---- DATA FOR THIS TASK

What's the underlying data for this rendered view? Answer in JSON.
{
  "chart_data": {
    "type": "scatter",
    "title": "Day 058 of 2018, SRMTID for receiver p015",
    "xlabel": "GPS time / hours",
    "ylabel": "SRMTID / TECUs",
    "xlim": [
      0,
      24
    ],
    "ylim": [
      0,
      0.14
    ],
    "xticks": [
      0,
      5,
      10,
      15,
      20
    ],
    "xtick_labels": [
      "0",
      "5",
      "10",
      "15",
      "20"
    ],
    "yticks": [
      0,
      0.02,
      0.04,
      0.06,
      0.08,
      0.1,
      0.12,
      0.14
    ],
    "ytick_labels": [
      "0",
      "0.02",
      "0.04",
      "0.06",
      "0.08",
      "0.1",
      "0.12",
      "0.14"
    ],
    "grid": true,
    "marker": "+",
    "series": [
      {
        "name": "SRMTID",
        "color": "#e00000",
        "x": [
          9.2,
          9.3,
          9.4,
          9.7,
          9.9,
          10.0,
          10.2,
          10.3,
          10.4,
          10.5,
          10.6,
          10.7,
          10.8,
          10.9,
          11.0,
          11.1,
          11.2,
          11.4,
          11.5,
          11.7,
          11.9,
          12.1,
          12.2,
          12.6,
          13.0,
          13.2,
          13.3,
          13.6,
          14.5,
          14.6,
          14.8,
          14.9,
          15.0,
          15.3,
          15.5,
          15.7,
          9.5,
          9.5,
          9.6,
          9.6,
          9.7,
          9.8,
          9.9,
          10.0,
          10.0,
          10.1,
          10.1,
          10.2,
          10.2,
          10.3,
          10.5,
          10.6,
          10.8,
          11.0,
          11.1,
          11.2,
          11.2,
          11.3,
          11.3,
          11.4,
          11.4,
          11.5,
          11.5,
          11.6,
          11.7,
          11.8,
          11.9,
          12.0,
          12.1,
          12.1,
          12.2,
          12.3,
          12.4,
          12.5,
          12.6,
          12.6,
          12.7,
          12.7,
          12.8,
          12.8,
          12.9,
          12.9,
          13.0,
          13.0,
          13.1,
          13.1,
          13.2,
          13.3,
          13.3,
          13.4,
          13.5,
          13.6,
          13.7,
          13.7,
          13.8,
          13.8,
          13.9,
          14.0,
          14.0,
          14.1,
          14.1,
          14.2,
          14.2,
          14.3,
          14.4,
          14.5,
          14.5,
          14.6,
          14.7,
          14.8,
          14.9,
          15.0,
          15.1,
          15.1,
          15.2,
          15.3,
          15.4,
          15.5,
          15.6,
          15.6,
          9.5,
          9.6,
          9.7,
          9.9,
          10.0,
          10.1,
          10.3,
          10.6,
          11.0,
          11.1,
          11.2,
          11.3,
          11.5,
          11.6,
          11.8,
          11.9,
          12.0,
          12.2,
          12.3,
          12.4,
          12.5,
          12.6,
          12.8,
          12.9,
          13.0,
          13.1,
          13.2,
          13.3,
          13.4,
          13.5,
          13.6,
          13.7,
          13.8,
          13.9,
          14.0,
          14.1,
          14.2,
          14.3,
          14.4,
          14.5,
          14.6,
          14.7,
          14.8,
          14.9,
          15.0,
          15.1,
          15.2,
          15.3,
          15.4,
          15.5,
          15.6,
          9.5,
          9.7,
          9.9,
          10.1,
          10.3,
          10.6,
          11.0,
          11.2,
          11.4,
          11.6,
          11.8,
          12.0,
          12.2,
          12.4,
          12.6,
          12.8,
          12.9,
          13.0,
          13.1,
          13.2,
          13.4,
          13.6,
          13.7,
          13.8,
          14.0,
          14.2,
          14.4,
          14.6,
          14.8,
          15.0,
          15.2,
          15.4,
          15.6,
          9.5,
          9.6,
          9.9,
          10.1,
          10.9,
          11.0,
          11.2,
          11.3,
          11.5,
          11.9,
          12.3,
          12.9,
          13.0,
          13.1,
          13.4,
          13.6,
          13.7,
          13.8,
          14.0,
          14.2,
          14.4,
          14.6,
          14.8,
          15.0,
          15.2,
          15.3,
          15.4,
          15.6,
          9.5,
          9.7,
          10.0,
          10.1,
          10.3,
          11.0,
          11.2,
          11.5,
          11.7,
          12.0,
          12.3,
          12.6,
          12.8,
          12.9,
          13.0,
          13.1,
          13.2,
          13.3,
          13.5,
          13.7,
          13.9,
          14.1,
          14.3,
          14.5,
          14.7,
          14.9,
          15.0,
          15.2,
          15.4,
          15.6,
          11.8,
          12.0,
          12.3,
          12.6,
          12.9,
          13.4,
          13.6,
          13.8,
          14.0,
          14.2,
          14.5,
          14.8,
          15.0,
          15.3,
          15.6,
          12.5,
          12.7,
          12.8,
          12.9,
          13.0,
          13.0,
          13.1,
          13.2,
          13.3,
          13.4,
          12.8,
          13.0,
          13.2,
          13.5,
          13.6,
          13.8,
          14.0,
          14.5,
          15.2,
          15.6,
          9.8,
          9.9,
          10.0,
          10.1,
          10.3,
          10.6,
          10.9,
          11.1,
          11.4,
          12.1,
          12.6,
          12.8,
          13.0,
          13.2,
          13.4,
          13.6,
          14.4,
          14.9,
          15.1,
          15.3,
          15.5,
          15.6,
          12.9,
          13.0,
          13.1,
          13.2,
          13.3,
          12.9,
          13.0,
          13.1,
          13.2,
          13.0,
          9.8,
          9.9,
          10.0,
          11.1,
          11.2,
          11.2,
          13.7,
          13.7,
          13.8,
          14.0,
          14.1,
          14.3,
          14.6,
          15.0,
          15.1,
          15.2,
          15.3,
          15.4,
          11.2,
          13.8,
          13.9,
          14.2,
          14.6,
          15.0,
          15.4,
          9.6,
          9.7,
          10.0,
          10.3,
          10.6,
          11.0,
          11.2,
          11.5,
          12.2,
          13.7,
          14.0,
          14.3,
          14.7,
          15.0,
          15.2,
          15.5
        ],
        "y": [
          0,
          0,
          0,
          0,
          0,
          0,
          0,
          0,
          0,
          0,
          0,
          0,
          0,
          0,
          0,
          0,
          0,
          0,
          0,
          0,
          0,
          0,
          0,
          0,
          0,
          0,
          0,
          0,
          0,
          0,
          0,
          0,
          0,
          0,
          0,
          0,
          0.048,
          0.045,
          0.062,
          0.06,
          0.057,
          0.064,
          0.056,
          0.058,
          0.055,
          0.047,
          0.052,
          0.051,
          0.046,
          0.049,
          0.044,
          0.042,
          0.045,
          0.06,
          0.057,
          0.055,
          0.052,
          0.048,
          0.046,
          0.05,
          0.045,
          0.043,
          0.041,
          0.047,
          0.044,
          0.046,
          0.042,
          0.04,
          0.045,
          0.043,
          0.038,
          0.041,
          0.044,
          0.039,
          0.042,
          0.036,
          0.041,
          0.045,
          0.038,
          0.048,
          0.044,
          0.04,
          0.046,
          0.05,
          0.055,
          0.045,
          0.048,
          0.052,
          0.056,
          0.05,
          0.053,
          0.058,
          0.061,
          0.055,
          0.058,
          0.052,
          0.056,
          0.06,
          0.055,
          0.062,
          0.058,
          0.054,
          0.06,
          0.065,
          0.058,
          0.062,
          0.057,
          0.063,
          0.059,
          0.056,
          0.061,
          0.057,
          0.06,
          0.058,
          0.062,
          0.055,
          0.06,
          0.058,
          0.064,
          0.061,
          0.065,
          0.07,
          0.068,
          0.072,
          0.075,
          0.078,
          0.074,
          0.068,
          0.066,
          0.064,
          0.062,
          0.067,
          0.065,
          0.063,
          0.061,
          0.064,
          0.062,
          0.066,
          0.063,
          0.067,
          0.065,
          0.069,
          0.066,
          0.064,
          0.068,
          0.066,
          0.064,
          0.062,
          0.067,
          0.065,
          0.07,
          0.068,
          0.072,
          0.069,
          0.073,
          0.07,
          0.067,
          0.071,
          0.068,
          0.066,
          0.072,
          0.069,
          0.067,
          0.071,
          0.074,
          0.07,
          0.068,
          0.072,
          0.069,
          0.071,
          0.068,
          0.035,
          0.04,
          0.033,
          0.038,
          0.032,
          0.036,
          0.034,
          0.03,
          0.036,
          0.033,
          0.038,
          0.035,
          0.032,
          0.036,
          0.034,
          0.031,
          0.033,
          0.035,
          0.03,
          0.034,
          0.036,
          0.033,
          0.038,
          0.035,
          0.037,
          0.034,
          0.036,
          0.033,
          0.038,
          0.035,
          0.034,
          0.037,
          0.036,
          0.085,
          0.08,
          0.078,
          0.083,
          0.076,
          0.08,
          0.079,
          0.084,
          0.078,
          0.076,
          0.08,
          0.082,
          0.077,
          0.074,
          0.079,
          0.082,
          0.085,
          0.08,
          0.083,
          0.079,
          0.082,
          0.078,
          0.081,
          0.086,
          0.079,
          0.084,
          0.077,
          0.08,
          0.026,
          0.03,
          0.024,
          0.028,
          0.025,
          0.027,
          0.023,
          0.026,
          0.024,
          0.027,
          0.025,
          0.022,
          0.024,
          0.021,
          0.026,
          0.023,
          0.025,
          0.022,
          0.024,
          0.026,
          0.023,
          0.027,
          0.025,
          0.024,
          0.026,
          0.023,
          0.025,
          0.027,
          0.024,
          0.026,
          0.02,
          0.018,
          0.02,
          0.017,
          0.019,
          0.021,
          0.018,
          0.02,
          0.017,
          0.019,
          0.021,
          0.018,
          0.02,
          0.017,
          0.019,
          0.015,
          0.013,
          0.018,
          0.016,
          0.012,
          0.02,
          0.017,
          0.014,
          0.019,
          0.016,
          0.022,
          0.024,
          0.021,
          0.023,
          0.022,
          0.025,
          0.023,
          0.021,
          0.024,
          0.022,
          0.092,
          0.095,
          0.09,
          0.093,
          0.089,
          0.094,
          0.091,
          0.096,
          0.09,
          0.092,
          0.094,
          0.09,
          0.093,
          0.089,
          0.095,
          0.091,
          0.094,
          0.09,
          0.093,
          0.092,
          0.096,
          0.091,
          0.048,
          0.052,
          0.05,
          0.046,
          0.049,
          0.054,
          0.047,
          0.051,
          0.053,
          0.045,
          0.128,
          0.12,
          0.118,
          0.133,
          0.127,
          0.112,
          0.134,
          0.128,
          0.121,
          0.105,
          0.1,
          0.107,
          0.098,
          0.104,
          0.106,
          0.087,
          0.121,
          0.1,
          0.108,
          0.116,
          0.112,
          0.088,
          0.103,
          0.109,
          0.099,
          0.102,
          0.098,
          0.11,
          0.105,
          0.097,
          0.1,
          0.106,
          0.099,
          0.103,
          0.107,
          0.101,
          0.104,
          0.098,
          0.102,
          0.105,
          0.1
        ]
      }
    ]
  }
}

--------

Of the lines in the data, how many hold the string "SRMTID"? State the number, nothing else.

3